PROBLEM REQUIREMENTS: All of the records need to be retyped exactly, with no line dropped.

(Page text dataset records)
---
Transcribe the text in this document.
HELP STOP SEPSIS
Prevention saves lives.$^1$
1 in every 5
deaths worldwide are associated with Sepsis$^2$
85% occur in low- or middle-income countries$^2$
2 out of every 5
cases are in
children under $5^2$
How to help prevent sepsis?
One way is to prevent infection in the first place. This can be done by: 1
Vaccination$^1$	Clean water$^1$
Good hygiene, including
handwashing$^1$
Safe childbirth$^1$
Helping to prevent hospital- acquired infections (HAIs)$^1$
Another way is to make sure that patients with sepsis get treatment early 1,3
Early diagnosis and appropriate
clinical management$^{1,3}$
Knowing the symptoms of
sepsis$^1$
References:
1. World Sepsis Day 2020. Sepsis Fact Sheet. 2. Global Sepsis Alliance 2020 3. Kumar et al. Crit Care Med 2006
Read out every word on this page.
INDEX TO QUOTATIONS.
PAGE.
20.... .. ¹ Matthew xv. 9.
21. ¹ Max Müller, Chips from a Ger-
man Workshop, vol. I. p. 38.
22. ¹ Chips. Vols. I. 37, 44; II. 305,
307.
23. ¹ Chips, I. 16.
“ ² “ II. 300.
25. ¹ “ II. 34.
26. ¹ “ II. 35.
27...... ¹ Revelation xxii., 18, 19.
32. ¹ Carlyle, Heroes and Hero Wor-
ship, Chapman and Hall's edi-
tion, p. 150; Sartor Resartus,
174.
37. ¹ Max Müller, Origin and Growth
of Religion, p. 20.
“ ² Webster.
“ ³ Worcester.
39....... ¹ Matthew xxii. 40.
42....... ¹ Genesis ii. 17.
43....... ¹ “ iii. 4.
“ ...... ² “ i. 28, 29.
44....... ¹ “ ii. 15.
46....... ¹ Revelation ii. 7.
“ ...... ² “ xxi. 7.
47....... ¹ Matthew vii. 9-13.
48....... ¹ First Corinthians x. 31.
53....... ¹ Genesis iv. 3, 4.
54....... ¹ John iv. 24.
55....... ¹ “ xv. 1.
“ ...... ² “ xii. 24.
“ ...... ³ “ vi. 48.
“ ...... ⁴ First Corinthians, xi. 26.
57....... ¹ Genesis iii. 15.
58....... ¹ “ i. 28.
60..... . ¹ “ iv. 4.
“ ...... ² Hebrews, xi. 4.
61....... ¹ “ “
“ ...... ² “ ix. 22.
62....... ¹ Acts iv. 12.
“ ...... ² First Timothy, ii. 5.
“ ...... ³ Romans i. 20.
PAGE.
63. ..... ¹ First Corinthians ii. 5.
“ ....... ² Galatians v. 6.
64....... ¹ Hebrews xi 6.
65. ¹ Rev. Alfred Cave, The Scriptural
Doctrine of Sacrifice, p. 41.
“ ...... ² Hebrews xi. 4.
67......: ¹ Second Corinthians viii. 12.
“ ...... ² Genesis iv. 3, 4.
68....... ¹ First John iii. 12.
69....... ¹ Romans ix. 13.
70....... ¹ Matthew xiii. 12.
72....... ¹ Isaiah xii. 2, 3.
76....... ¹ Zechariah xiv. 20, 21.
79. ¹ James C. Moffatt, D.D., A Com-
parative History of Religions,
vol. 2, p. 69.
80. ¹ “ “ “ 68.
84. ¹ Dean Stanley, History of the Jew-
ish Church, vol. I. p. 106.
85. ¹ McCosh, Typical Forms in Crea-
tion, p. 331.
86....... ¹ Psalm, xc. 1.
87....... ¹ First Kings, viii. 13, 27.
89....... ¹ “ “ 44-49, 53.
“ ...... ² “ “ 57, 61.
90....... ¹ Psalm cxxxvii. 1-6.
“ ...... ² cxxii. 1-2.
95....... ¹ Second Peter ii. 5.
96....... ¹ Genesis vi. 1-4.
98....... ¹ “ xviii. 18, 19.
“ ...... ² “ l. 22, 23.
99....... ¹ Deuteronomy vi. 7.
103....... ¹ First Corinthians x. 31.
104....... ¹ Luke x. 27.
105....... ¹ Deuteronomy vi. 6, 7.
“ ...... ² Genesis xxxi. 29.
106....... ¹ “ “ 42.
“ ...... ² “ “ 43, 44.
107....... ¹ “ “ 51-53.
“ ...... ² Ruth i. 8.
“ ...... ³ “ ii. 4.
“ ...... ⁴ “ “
---
YOUR RESPONSE:
Transcribe the text in this document.
HELP STOP SEPSIS
Prevention saves lives.$^1$
1 in every 5
deaths worldwide are associated with Sepsis$^2$
85% occur in low- or middle-income countries$^2$
2 out of every 5
cases are in
children under $5^2$
How to help prevent sepsis?
One way is to prevent infection in the first place. This can be done by: 1
Vaccination$^1$	Clean water$^1$
Good hygiene, including
handwashing$^1$
Safe childbirth$^1$
Helping to prevent hospital- acquired infections (HAIs)$^1$
Another way is to make sure that patients with sepsis get treatment early 1,3
Early diagnosis and appropriate
clinical management$^{1,3}$
Knowing the symptoms of
sepsis$^1$
References:
1. World Sepsis Day 2020. Sepsis Fact Sheet. 2. Global Sepsis Alliance 2020 3. Kumar et al. Crit Care Med 2006
Read out every word on this page.
INDEX TO QUOTATIONS.
PAGE.
20.... .. ¹ Matthew xv. 9.
21. ¹ Max Müller, Chips from a Ger-
man Workshop, vol. I. p. 38.
22. ¹ Chips. Vols. I. 37, 44; II. 305,
307.
23. ¹ Chips, I. 16.
“ ² “ II. 300.
25. ¹ “ II. 34.
26. ¹ “ II. 35.
27...... ¹ Revelation xxii., 18, 19.
32. ¹ Carlyle, Heroes and Hero Wor-
ship, Chapman and Hall's edi-
tion, p. 150; Sartor Resartus,
174.
37. ¹ Max Müller, Origin and Growth
of Religion, p. 20.
“ ² Webster.
“ ³ Worcester.
39....... ¹ Matthew xxii. 40.
42....... ¹ Genesis ii. 17.
43....... ¹ “ iii. 4.
“ ...... ² “ i. 28, 29.
44....... ¹ “ ii. 15.
46....... ¹ Revelation ii. 7.
“ ...... ² “ xxi. 7.
47....... ¹ Matthew vii. 9-13.
48....... ¹ First Corinthians x. 31.
53....... ¹ Genesis iv. 3, 4.
54....... ¹ John iv. 24.
55....... ¹ “ xv. 1.
“ ...... ² “ xii. 24.
“ ...... ³ “ vi. 48.
“ ...... ⁴ First Corinthians, xi. 26.
57....... ¹ Genesis iii. 15.
58....... ¹ “ i. 28.
60..... . ¹ “ iv. 4.
“ ...... ² Hebrews, xi. 4.
61....... ¹ “ “
“ ...... ² “ ix. 22.
62....... ¹ Acts iv. 12.
“ ...... ² First Timothy, ii. 5.
“ ...... ³ Romans i. 20.
PAGE.
63. ..... ¹ First Corinthians ii. 5.
“ ....... ² Galatians v. 6.
64....... ¹ Hebrews xi 6.
65. ¹ Rev. Alfred Cave, The Scriptural
Doctrine of Sacrifice, p. 41.
“ ...... ² Hebrews xi. 4.
67......: ¹ Second Corinthians viii. 12.
“ ...... ² Genesis iv. 3, 4.
68....... ¹ First John iii. 12.
69....... ¹ Romans ix. 13.
70....... ¹ Matthew xiii. 12.
72....... ¹ Isaiah xii. 2, 3.
76....... ¹ Zechariah xiv. 20, 21.
79. ¹ James C. Moffatt, D.D., A Com-
parative History of Religions,
vol. 2, p. 69.
80. ¹ “ “ “ 68.
84. ¹ Dean Stanley, History of the Jew-
ish Church, vol. I. p. 106.
85. ¹ McCosh, Typical Forms in Crea-
tion, p. 331.
86....... ¹ Psalm, xc. 1.
87....... ¹ First Kings, viii. 13, 27.
89....... ¹ “ “ 44-49, 53.
“ ...... ² “ “ 57, 61.
90....... ¹ Psalm cxxxvii. 1-6.
“ ...... ² cxxii. 1-2.
95....... ¹ Second Peter ii. 5.
96....... ¹ Genesis vi. 1-4.
98....... ¹ “ xviii. 18, 19.
“ ...... ² “ l. 22, 23.
99....... ¹ Deuteronomy vi. 7.
103....... ¹ First Corinthians x. 31.
104....... ¹ Luke x. 27.
105....... ¹ Deuteronomy vi. 6, 7.
“ ...... ² Genesis xxxi. 29.
106....... ¹ “ “ 42.
“ ...... ² “ “ 43, 44.
107....... ¹ “ “ 51-53.
“ ...... ² Ruth i. 8.
“ ...... ³ “ ii. 4.
“ ...... ⁴ “ “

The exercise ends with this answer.